* WHAT IS ASKED:
Quote each line of the material verbatim, without the pictures.

* SUPPLIED RECORDS:

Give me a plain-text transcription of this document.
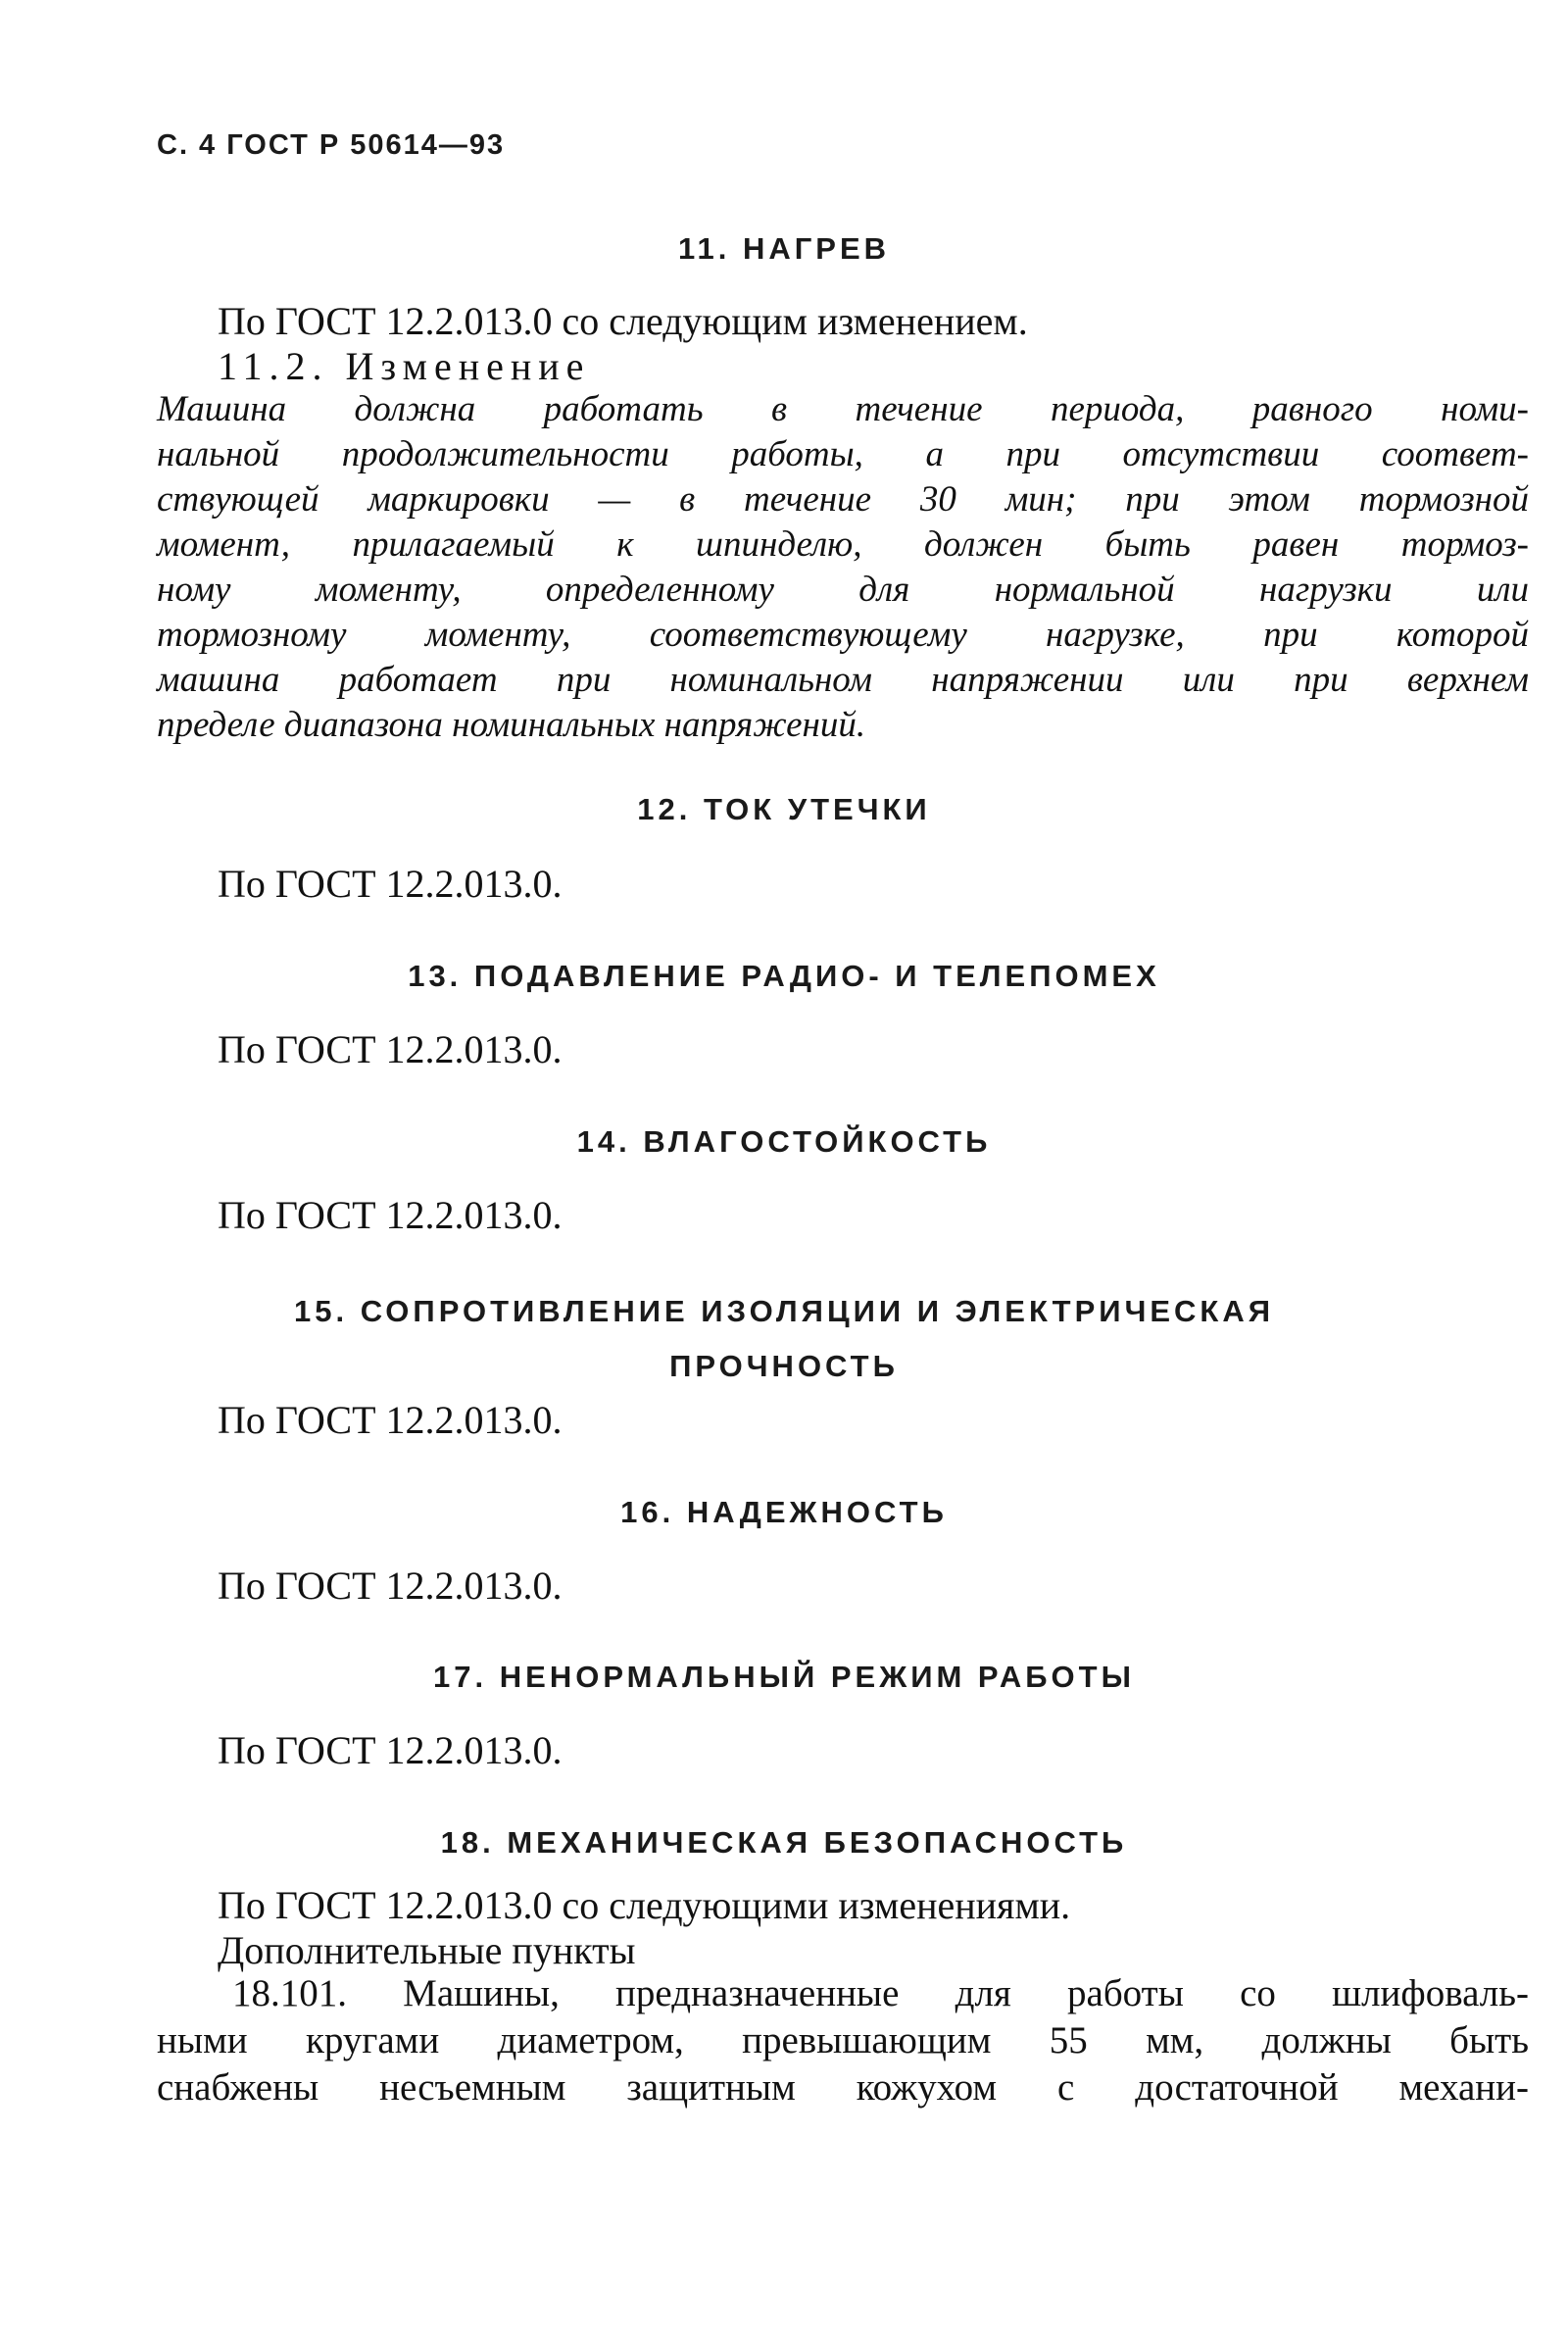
С. 4 ГОСТ Р 50614—93
11. НАГРЕВ

По ГОСТ 12.2.013.0 со следующим изменением.

11.2. Изменение

Машина должна работать в течение периода, равного номи-
нальной продолжительности работы, а при отсутствии соответ-
ствующей маркировки — в течение 30 мин; при этом тормозной
момент, прилагаемый к шпинделю, должен быть равен тормоз-
ному моменту, определенному для нормальной нагрузки или
тормозному моменту, соответствующему нагрузке, при которой
машина работает при номинальном напряжении или при верхнем
пределе диапазона номинальных напряжений.
12. ТОК УТЕЧКИ

По ГОСТ 12.2.013.0.

13. ПОДАВЛЕНИЕ РАДИО- И ТЕЛЕПОМЕХ

По ГОСТ 12.2.013.0.

14. ВЛАГОСТОЙКОСТЬ

По ГОСТ 12.2.013.0.

15. СОПРОТИВЛЕНИЕ ИЗОЛЯЦИИ И ЭЛЕКТРИЧЕСКАЯ
ПРОЧНОСТЬ

По ГОСТ 12.2.013.0.

16. НАДЕЖНОСТЬ

По ГОСТ 12.2.013.0.

17. НЕНОРМАЛЬНЫЙ РЕЖИМ РАБОТЫ

По ГОСТ 12.2.013.0.

18. МЕХАНИЧЕСКАЯ БЕЗОПАСНОСТЬ

По ГОСТ 12.2.013.0 со следующими изменениями.

Дополнительные пункты

18.101. Машины, предназначенные для работы со шлифоваль-
ными кругами диаметром, превышающим 55 мм, должны быть
снабжены несъемным защитным кожухом с достаточной механи-
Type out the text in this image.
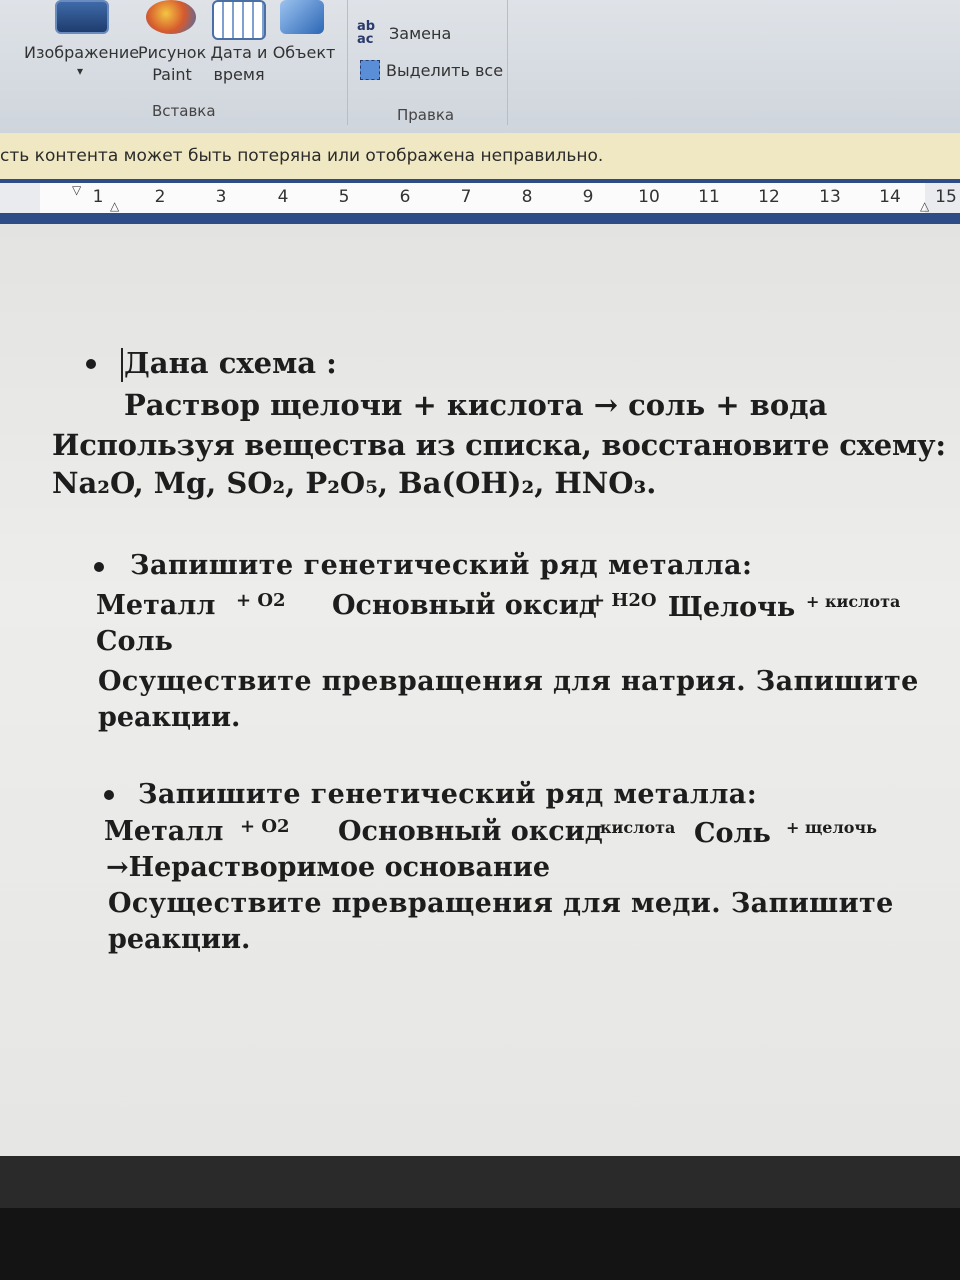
Изображение
▾
Рисунок
Paint
Дата и
время
Объект
Вставка
ab
ac Замена
Выделить все
Правка
сть контента может быть потеряна или отображена неправильно.
▽
△	△
1	2	3	4	5	6	7	8	9	10 11 12 13 14 15
Дана схема :
Раствор щелочи + кислота → соль + вода
Используя вещества из списка, восстановите схему:
Na₂O, Mg, SO₂, P₂O₅, Ba(OH)₂, HNO₃.
Запишите генетический ряд металла:
Металл + O2 Основный оксид
+ H2O Щелочь + кислота
Соль
Осуществите превращения для натрия. Запишите
реакции.
Запишите генетический ряд металла:
Металл + O2 Основный оксид
кислота Соль + щелочь
→Нерастворимое основание
Осуществите превращения для меди. Запишите
реакции.
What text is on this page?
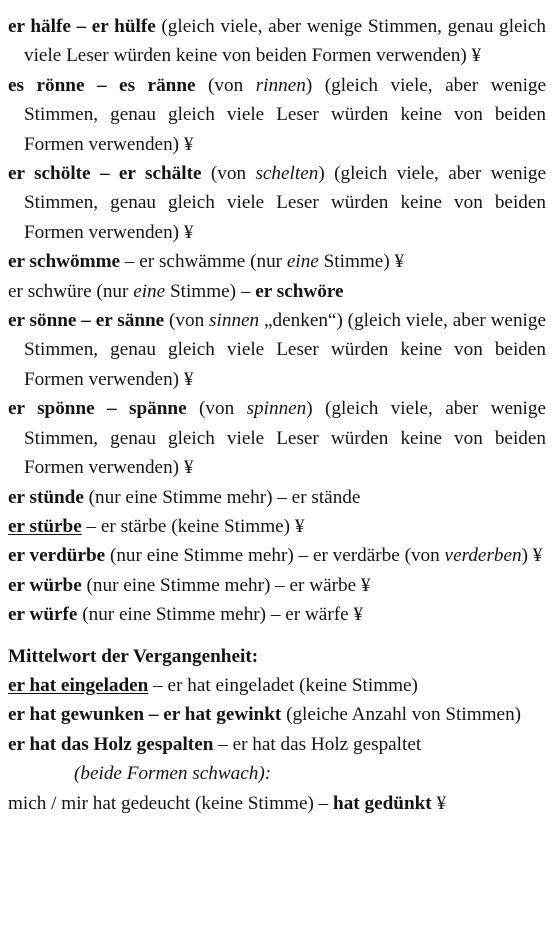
er hälfe – er hülfe (gleich viele, aber wenige Stimmen, genau gleich viele Leser würden keine von beiden Formen verwenden) ¥
es rönne – es ränne (von rinnen) (gleich viele, aber wenige Stimmen, genau gleich viele Leser würden keine von beiden Formen verwenden) ¥
er schölte – er schälte (von schelten) (gleich viele, aber wenige Stimmen, genau gleich viele Leser würden keine von beiden Formen verwenden) ¥
er schwömme – er schwämme (nur eine Stimme) ¥
er schwüre (nur eine Stimme) – er schwöre
er sönne – er sänne (von sinnen „denken“) (gleich viele, aber wenige Stimmen, genau gleich viele Leser würden keine von beiden Formen verwenden) ¥
er spönne – spänne (von spinnen) (gleich viele, aber wenige Stimmen, genau gleich viele Leser würden keine von beiden Formen verwenden) ¥
er stünde (nur eine Stimme mehr) – er stände
er stürbe – er stärbe (keine Stimme) ¥
er verdürbe (nur eine Stimme mehr) – er verdärbe (von verderben) ¥
er würbe (nur eine Stimme mehr) – er wärbe ¥
er würfe (nur eine Stimme mehr) – er wärfe ¥
Mittelwort der Vergangenheit:
er hat eingeladen – er hat eingeladet (keine Stimme)
er hat gewunken – er hat gewinkt (gleiche Anzahl von Stimmen)
er hat das Holz gespalten – er hat das Holz gespaltet
(beide Formen schwach):
mich / mir hat gedeucht (keine Stimme) – hat gedünkt ¥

* THE ANSWER:
Give me a plain-text transcription of this document.
С. 4 ГОСТ Р 50614—93
11. НАГРЕВ

По ГОСТ 12.2.013.0 со следующим изменением.

11.2. Изменение

Машина должна работать в течение периода, равного номи-
нальной продолжительности работы, а при отсутствии соответ-
ствующей маркировки — в течение 30 мин; при этом тормозной
момент, прилагаемый к шпинделю, должен быть равен тормоз-
ному моменту, определенному для нормальной нагрузки или
тормозному моменту, соответствующему нагрузке, при которой
машина работает при номинальном напряжении или при верхнем
пределе диапазона номинальных напряжений.
12. ТОК УТЕЧКИ

По ГОСТ 12.2.013.0.

13. ПОДАВЛЕНИЕ РАДИО- И ТЕЛЕПОМЕХ

По ГОСТ 12.2.013.0.

14. ВЛАГОСТОЙКОСТЬ

По ГОСТ 12.2.013.0.

15. СОПРОТИВЛЕНИЕ ИЗОЛЯЦИИ И ЭЛЕКТРИЧЕСКАЯ
ПРОЧНОСТЬ

По ГОСТ 12.2.013.0.

16. НАДЕЖНОСТЬ

По ГОСТ 12.2.013.0.

17. НЕНОРМАЛЬНЫЙ РЕЖИМ РАБОТЫ

По ГОСТ 12.2.013.0.

18. МЕХАНИЧЕСКАЯ БЕЗОПАСНОСТЬ

По ГОСТ 12.2.013.0 со следующими изменениями.

Дополнительные пункты

18.101. Машины, предназначенные для работы со шлифоваль-
ными кругами диаметром, превышающим 55 мм, должны быть
снабжены несъемным защитным кожухом с достаточной механи-
Type out the text in this image.
Изображение
▾
Рисунок
Paint
Дата и
время
Объект
Вставка
ab
ac Замена
Выделить все
Правка
сть контента может быть потеряна или отображена неправильно.
▽
△	△
1	2	3	4	5	6	7	8	9	10 11 12 13 14 15
Дана схема :
Раствор щелочи + кислота → соль + вода
Используя вещества из списка, восстановите схему:
Na₂O, Mg, SO₂, P₂O₅, Ba(OH)₂, HNO₃.
Запишите генетический ряд металла:
Металл + O2 Основный оксид
+ H2O Щелочь + кислота
Соль
Осуществите превращения для натрия. Запишите
реакции.
Запишите генетический ряд металла:
Металл + O2 Основный оксид
кислота Соль + щелочь
→Нерастворимое основание
Осуществите превращения для меди. Запишите
реакции.
What text is on this page?
er hälfe – er hülfe (gleich viele, aber wenige Stimmen, genau gleich viele Leser würden keine von beiden Formen verwenden) ¥
es rönne – es ränne (von rinnen) (gleich viele, aber wenige Stimmen, genau gleich viele Leser würden keine von beiden Formen verwenden) ¥
er schölte – er schälte (von schelten) (gleich viele, aber wenige Stimmen, genau gleich viele Leser würden keine von beiden Formen verwenden) ¥
er schwömme – er schwämme (nur eine Stimme) ¥
er schwüre (nur eine Stimme) – er schwöre
er sönne – er sänne (von sinnen „denken“) (gleich viele, aber wenige Stimmen, genau gleich viele Leser würden keine von beiden Formen verwenden) ¥
er spönne – spänne (von spinnen) (gleich viele, aber wenige Stimmen, genau gleich viele Leser würden keine von beiden Formen verwenden) ¥
er stünde (nur eine Stimme mehr) – er stände
er stürbe – er stärbe (keine Stimme) ¥
er verdürbe (nur eine Stimme mehr) – er verdärbe (von verderben) ¥
er würbe (nur eine Stimme mehr) – er wärbe ¥
er würfe (nur eine Stimme mehr) – er wärfe ¥
Mittelwort der Vergangenheit:
er hat eingeladen – er hat eingeladet (keine Stimme)
er hat gewunken – er hat gewinkt (gleiche Anzahl von Stimmen)
er hat das Holz gespalten – er hat das Holz gespaltet
(beide Formen schwach):
mich / mir hat gedeucht (keine Stimme) – hat gedünkt ¥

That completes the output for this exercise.